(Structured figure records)
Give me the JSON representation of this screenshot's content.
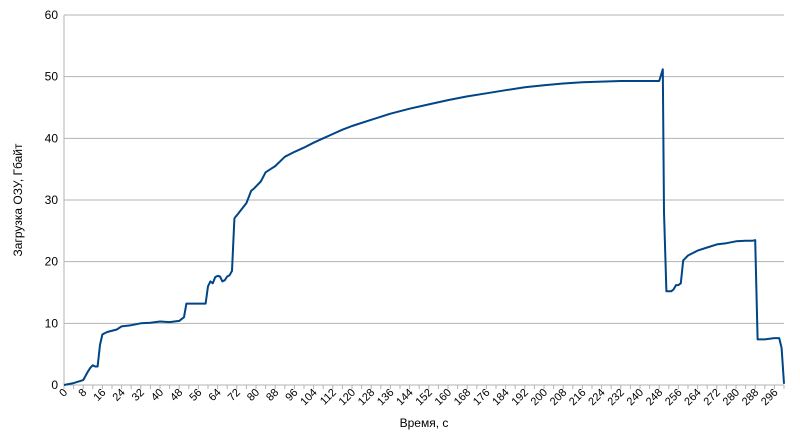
{
  "chart_data": {
    "type": "line",
    "xlabel": "Время, с",
    "ylabel": "Загрузка ОЗУ, Гбайт",
    "xlim": [
      0,
      300
    ],
    "ylim": [
      0,
      60
    ],
    "y_ticks": [
      0,
      10,
      20,
      30,
      40,
      50,
      60
    ],
    "x_ticks": [
      0,
      8,
      16,
      24,
      32,
      40,
      48,
      56,
      64,
      72,
      80,
      88,
      96,
      104,
      112,
      120,
      128,
      136,
      144,
      152,
      160,
      168,
      176,
      184,
      192,
      200,
      208,
      216,
      224,
      232,
      240,
      248,
      256,
      264,
      272,
      280,
      288,
      296
    ],
    "grid": true,
    "legend": "none",
    "color": "#004586",
    "x": [
      0,
      4,
      8,
      10,
      11,
      12,
      13,
      14,
      15,
      16,
      18,
      22,
      24,
      28,
      32,
      36,
      40,
      44,
      48,
      50,
      51,
      54,
      58,
      59,
      60,
      61,
      62,
      63,
      64,
      65,
      66,
      67,
      68,
      69,
      70,
      71,
      71.5,
      72,
      74,
      76,
      78,
      79,
      80,
      82,
      84,
      86,
      88,
      92,
      96,
      100,
      104,
      108,
      112,
      116,
      120,
      128,
      136,
      144,
      152,
      160,
      168,
      176,
      184,
      192,
      200,
      208,
      216,
      224,
      232,
      240,
      248,
      249.5,
      250,
      251,
      252,
      253,
      254,
      255,
      256,
      257,
      258,
      260,
      264,
      268,
      272,
      276,
      280,
      284,
      287,
      288,
      289,
      292,
      296,
      298,
      299,
      300
    ],
    "values": [
      0,
      0.3,
      0.8,
      2.2,
      2.8,
      3.2,
      3,
      3,
      6.5,
      8.2,
      8.6,
      9,
      9.5,
      9.7,
      10,
      10.1,
      10.3,
      10.2,
      10.4,
      11,
      13.2,
      13.2,
      13.2,
      13.2,
      16,
      16.8,
      16.5,
      17.5,
      17.7,
      17.6,
      16.8,
      17,
      17.6,
      17.8,
      18.5,
      27,
      27.3,
      27.5,
      28.5,
      29.5,
      31.5,
      31.8,
      32.2,
      33,
      34.5,
      35,
      35.5,
      37,
      37.8,
      38.5,
      39.3,
      40,
      40.7,
      41.4,
      42,
      43,
      44,
      44.8,
      45.5,
      46.2,
      46.8,
      47.3,
      47.8,
      48.3,
      48.6,
      48.9,
      49.1,
      49.2,
      49.3,
      49.3,
      49.3,
      51.2,
      28,
      15.2,
      15.2,
      15.2,
      15.5,
      16.2,
      16.2,
      16.5,
      20.2,
      21,
      21.8,
      22.3,
      22.8,
      23,
      23.3,
      23.4,
      23.4,
      23.5,
      7.4,
      7.4,
      7.6,
      7.6,
      6,
      0.2
    ]
  }
}
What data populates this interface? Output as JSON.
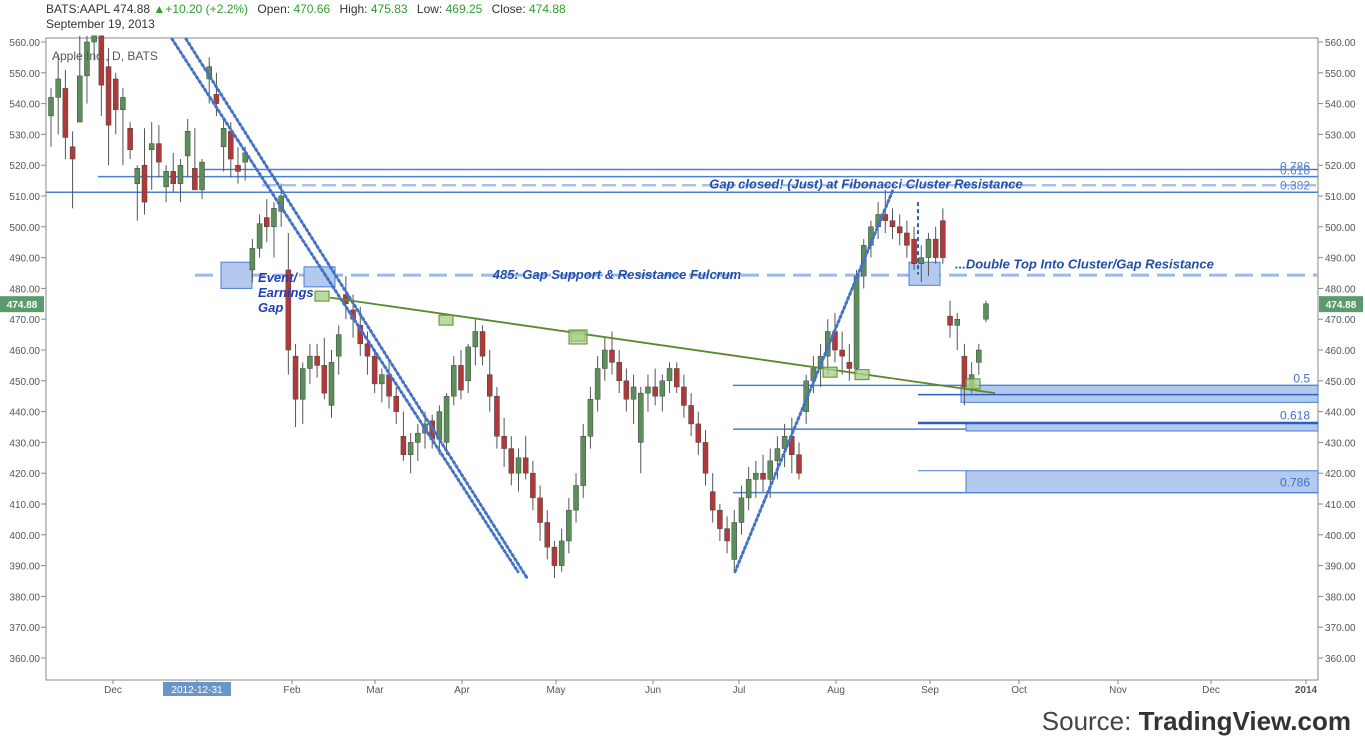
{
  "header": {
    "symbol": "BATS:AAPL",
    "last": "474.88",
    "change_arrow": "▲",
    "change": "+10.20 (+2.2%)",
    "open_label": "Open:",
    "open": "470.66",
    "high_label": "High:",
    "high": "475.83",
    "low_label": "Low:",
    "low": "469.25",
    "close_label": "Close:",
    "close": "474.88",
    "date": "September 19, 2013"
  },
  "source": {
    "prefix": "Source: ",
    "name": "TradingView.com"
  },
  "chart_data": {
    "type": "candlestick",
    "title": "Apple Inc., D, BATS",
    "ylim": [
      350,
      562
    ],
    "y_ticks": [
      "560.00",
      "550.00",
      "540.00",
      "530.00",
      "520.00",
      "510.00",
      "500.00",
      "490.00",
      "480.00",
      "470.00",
      "460.00",
      "450.00",
      "440.00",
      "430.00",
      "420.00",
      "410.00",
      "400.00",
      "390.00",
      "380.00",
      "370.00",
      "360.00"
    ],
    "x_ticks": [
      "Dec",
      "2012-12-31",
      "Feb",
      "Mar",
      "Apr",
      "May",
      "Jun",
      "Jul",
      "Aug",
      "Sep",
      "Oct",
      "Nov",
      "Dec",
      "2014"
    ],
    "last_price_label": "474.88",
    "colors": {
      "up": "#5a8f5a",
      "down": "#b03a3a",
      "trend": "#4472c4",
      "fib": "#4a7fd4",
      "fulcrum": "#9bb8ea",
      "green_line": "#5a8a2a"
    },
    "candles": [
      {
        "o": 536,
        "h": 545,
        "l": 526,
        "c": 542
      },
      {
        "o": 542,
        "h": 556,
        "l": 530,
        "c": 548
      },
      {
        "o": 545,
        "h": 551,
        "l": 522,
        "c": 529
      },
      {
        "o": 526,
        "h": 531,
        "l": 506,
        "c": 522
      },
      {
        "o": 534,
        "h": 562,
        "l": 534,
        "c": 549
      },
      {
        "o": 549,
        "h": 562,
        "l": 540,
        "c": 560
      },
      {
        "o": 560,
        "h": 562,
        "l": 554,
        "c": 562
      },
      {
        "o": 562,
        "h": 562,
        "l": 536,
        "c": 546
      },
      {
        "o": 552,
        "h": 558,
        "l": 520,
        "c": 533
      },
      {
        "o": 548,
        "h": 550,
        "l": 530,
        "c": 538
      },
      {
        "o": 538,
        "h": 545,
        "l": 520,
        "c": 542
      },
      {
        "o": 532,
        "h": 534,
        "l": 522,
        "c": 525
      },
      {
        "o": 514,
        "h": 520,
        "l": 502,
        "c": 519
      },
      {
        "o": 520,
        "h": 532,
        "l": 504,
        "c": 508
      },
      {
        "o": 525,
        "h": 534,
        "l": 512,
        "c": 527
      },
      {
        "o": 527,
        "h": 533,
        "l": 516,
        "c": 521
      },
      {
        "o": 513,
        "h": 520,
        "l": 508,
        "c": 518
      },
      {
        "o": 518,
        "h": 524,
        "l": 511,
        "c": 514
      },
      {
        "o": 514,
        "h": 522,
        "l": 508,
        "c": 520
      },
      {
        "o": 523,
        "h": 535,
        "l": 516,
        "c": 531
      },
      {
        "o": 519,
        "h": 532,
        "l": 512,
        "c": 512
      },
      {
        "o": 512,
        "h": 522,
        "l": 509,
        "c": 521
      },
      {
        "o": 548,
        "h": 555,
        "l": 540,
        "c": 552
      },
      {
        "o": 543,
        "h": 550,
        "l": 536,
        "c": 540
      },
      {
        "o": 526,
        "h": 535,
        "l": 518,
        "c": 532
      },
      {
        "o": 531,
        "h": 534,
        "l": 516,
        "c": 522
      },
      {
        "o": 520,
        "h": 526,
        "l": 514,
        "c": 518
      },
      {
        "o": 521,
        "h": 526,
        "l": 515,
        "c": 524
      },
      {
        "o": 486,
        "h": 496,
        "l": 482,
        "c": 493
      },
      {
        "o": 493,
        "h": 504,
        "l": 490,
        "c": 501
      },
      {
        "o": 503,
        "h": 509,
        "l": 495,
        "c": 500
      },
      {
        "o": 500,
        "h": 508,
        "l": 490,
        "c": 506
      },
      {
        "o": 505,
        "h": 514,
        "l": 500,
        "c": 510
      },
      {
        "o": 486,
        "h": 498,
        "l": 452,
        "c": 460
      },
      {
        "o": 458,
        "h": 462,
        "l": 435,
        "c": 444
      },
      {
        "o": 444,
        "h": 456,
        "l": 436,
        "c": 454
      },
      {
        "o": 454,
        "h": 462,
        "l": 449,
        "c": 458
      },
      {
        "o": 458,
        "h": 462,
        "l": 451,
        "c": 455
      },
      {
        "o": 455,
        "h": 464,
        "l": 444,
        "c": 446
      },
      {
        "o": 442,
        "h": 460,
        "l": 438,
        "c": 456
      },
      {
        "o": 458,
        "h": 468,
        "l": 452,
        "c": 465
      },
      {
        "o": 478,
        "h": 484,
        "l": 470,
        "c": 475
      },
      {
        "o": 473,
        "h": 478,
        "l": 464,
        "c": 470
      },
      {
        "o": 468,
        "h": 474,
        "l": 458,
        "c": 462
      },
      {
        "o": 462,
        "h": 466,
        "l": 452,
        "c": 458
      },
      {
        "o": 458,
        "h": 460,
        "l": 446,
        "c": 449
      },
      {
        "o": 449,
        "h": 454,
        "l": 443,
        "c": 452
      },
      {
        "o": 452,
        "h": 456,
        "l": 441,
        "c": 445
      },
      {
        "o": 445,
        "h": 448,
        "l": 436,
        "c": 440
      },
      {
        "o": 432,
        "h": 440,
        "l": 424,
        "c": 426
      },
      {
        "o": 426,
        "h": 433,
        "l": 420,
        "c": 430
      },
      {
        "o": 430,
        "h": 436,
        "l": 424,
        "c": 433
      },
      {
        "o": 433,
        "h": 440,
        "l": 428,
        "c": 436
      },
      {
        "o": 437,
        "h": 439,
        "l": 428,
        "c": 431
      },
      {
        "o": 431,
        "h": 442,
        "l": 426,
        "c": 440
      },
      {
        "o": 430,
        "h": 446,
        "l": 426,
        "c": 445
      },
      {
        "o": 445,
        "h": 458,
        "l": 442,
        "c": 455
      },
      {
        "o": 455,
        "h": 460,
        "l": 444,
        "c": 447
      },
      {
        "o": 450,
        "h": 462,
        "l": 446,
        "c": 461
      },
      {
        "o": 461,
        "h": 470,
        "l": 455,
        "c": 466
      },
      {
        "o": 466,
        "h": 468,
        "l": 455,
        "c": 458
      },
      {
        "o": 452,
        "h": 460,
        "l": 440,
        "c": 445
      },
      {
        "o": 445,
        "h": 448,
        "l": 428,
        "c": 432
      },
      {
        "o": 432,
        "h": 438,
        "l": 422,
        "c": 428
      },
      {
        "o": 428,
        "h": 432,
        "l": 416,
        "c": 420
      },
      {
        "o": 420,
        "h": 428,
        "l": 414,
        "c": 425
      },
      {
        "o": 425,
        "h": 432,
        "l": 418,
        "c": 420
      },
      {
        "o": 420,
        "h": 424,
        "l": 408,
        "c": 412
      },
      {
        "o": 412,
        "h": 416,
        "l": 398,
        "c": 404
      },
      {
        "o": 404,
        "h": 408,
        "l": 392,
        "c": 396
      },
      {
        "o": 396,
        "h": 398,
        "l": 386,
        "c": 390
      },
      {
        "o": 390,
        "h": 402,
        "l": 388,
        "c": 398
      },
      {
        "o": 398,
        "h": 412,
        "l": 394,
        "c": 408
      },
      {
        "o": 408,
        "h": 420,
        "l": 404,
        "c": 416
      },
      {
        "o": 416,
        "h": 436,
        "l": 412,
        "c": 432
      },
      {
        "o": 432,
        "h": 448,
        "l": 428,
        "c": 444
      },
      {
        "o": 444,
        "h": 458,
        "l": 440,
        "c": 454
      },
      {
        "o": 454,
        "h": 464,
        "l": 450,
        "c": 460
      },
      {
        "o": 460,
        "h": 466,
        "l": 452,
        "c": 456
      },
      {
        "o": 456,
        "h": 460,
        "l": 446,
        "c": 450
      },
      {
        "o": 450,
        "h": 454,
        "l": 440,
        "c": 444
      },
      {
        "o": 444,
        "h": 452,
        "l": 436,
        "c": 448
      },
      {
        "o": 430,
        "h": 448,
        "l": 420,
        "c": 446
      },
      {
        "o": 446,
        "h": 452,
        "l": 440,
        "c": 448
      },
      {
        "o": 448,
        "h": 454,
        "l": 442,
        "c": 445
      },
      {
        "o": 445,
        "h": 452,
        "l": 440,
        "c": 450
      },
      {
        "o": 450,
        "h": 456,
        "l": 446,
        "c": 454
      },
      {
        "o": 454,
        "h": 456,
        "l": 446,
        "c": 448
      },
      {
        "o": 448,
        "h": 452,
        "l": 438,
        "c": 442
      },
      {
        "o": 442,
        "h": 446,
        "l": 432,
        "c": 436
      },
      {
        "o": 436,
        "h": 440,
        "l": 426,
        "c": 430
      },
      {
        "o": 430,
        "h": 434,
        "l": 416,
        "c": 420
      },
      {
        "o": 414,
        "h": 420,
        "l": 404,
        "c": 408
      },
      {
        "o": 408,
        "h": 410,
        "l": 398,
        "c": 402
      },
      {
        "o": 402,
        "h": 406,
        "l": 394,
        "c": 398
      },
      {
        "o": 392,
        "h": 408,
        "l": 388,
        "c": 404
      },
      {
        "o": 404,
        "h": 416,
        "l": 400,
        "c": 412
      },
      {
        "o": 412,
        "h": 422,
        "l": 408,
        "c": 418
      },
      {
        "o": 418,
        "h": 424,
        "l": 412,
        "c": 420
      },
      {
        "o": 420,
        "h": 426,
        "l": 414,
        "c": 418
      },
      {
        "o": 418,
        "h": 428,
        "l": 412,
        "c": 424
      },
      {
        "o": 424,
        "h": 432,
        "l": 418,
        "c": 428
      },
      {
        "o": 428,
        "h": 436,
        "l": 422,
        "c": 432
      },
      {
        "o": 432,
        "h": 438,
        "l": 420,
        "c": 426
      },
      {
        "o": 426,
        "h": 430,
        "l": 418,
        "c": 420
      },
      {
        "o": 440,
        "h": 452,
        "l": 436,
        "c": 450
      },
      {
        "o": 450,
        "h": 458,
        "l": 446,
        "c": 454
      },
      {
        "o": 454,
        "h": 462,
        "l": 448,
        "c": 458
      },
      {
        "o": 458,
        "h": 470,
        "l": 452,
        "c": 466
      },
      {
        "o": 466,
        "h": 472,
        "l": 456,
        "c": 460
      },
      {
        "o": 460,
        "h": 466,
        "l": 452,
        "c": 458
      },
      {
        "o": 456,
        "h": 462,
        "l": 450,
        "c": 454
      },
      {
        "o": 454,
        "h": 486,
        "l": 452,
        "c": 484
      },
      {
        "o": 484,
        "h": 496,
        "l": 480,
        "c": 494
      },
      {
        "o": 494,
        "h": 502,
        "l": 490,
        "c": 500
      },
      {
        "o": 500,
        "h": 508,
        "l": 496,
        "c": 504
      },
      {
        "o": 504,
        "h": 512,
        "l": 498,
        "c": 502
      },
      {
        "o": 502,
        "h": 506,
        "l": 496,
        "c": 500
      },
      {
        "o": 500,
        "h": 504,
        "l": 494,
        "c": 498
      },
      {
        "o": 498,
        "h": 502,
        "l": 490,
        "c": 494
      },
      {
        "o": 496,
        "h": 500,
        "l": 486,
        "c": 488
      },
      {
        "o": 488,
        "h": 494,
        "l": 482,
        "c": 490
      },
      {
        "o": 490,
        "h": 498,
        "l": 484,
        "c": 496
      },
      {
        "o": 496,
        "h": 500,
        "l": 488,
        "c": 490
      },
      {
        "o": 502,
        "h": 506,
        "l": 488,
        "c": 490
      },
      {
        "o": 471,
        "h": 476,
        "l": 464,
        "c": 468
      },
      {
        "o": 468,
        "h": 472,
        "l": 460,
        "c": 470
      },
      {
        "o": 458,
        "h": 462,
        "l": 442,
        "c": 448
      },
      {
        "o": 448,
        "h": 456,
        "l": 446,
        "c": 452
      },
      {
        "o": 456,
        "h": 462,
        "l": 452,
        "c": 460
      },
      {
        "o": 470,
        "h": 476,
        "l": 469,
        "c": 475
      }
    ],
    "green_trendline": [
      [
        330,
        477
      ],
      [
        995,
        446
      ]
    ],
    "annotations": {
      "gap_closed": "Gap closed! (Just) at Fibonacci Cluster Resistance",
      "fulcrum": "485: Gap Support & Resistance Fulcrum",
      "double_top": "...Double Top Into Cluster/Gap Resistance",
      "event_gap": [
        "Event/",
        "Earnings",
        "Gap"
      ],
      "fib_upper": [
        "0.786",
        "0.618",
        "0.382"
      ],
      "fib_lower": [
        "0.5",
        "0.618",
        "0.786"
      ]
    }
  }
}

*WHAT YOU ARE ASKED TO DO:*
Check every line of the data, and copy the ones that contain "this".

*FINAL ANSWER:*
Give me the JSON representation of this screenshot's content.
What data populates this interface? Output as JSON.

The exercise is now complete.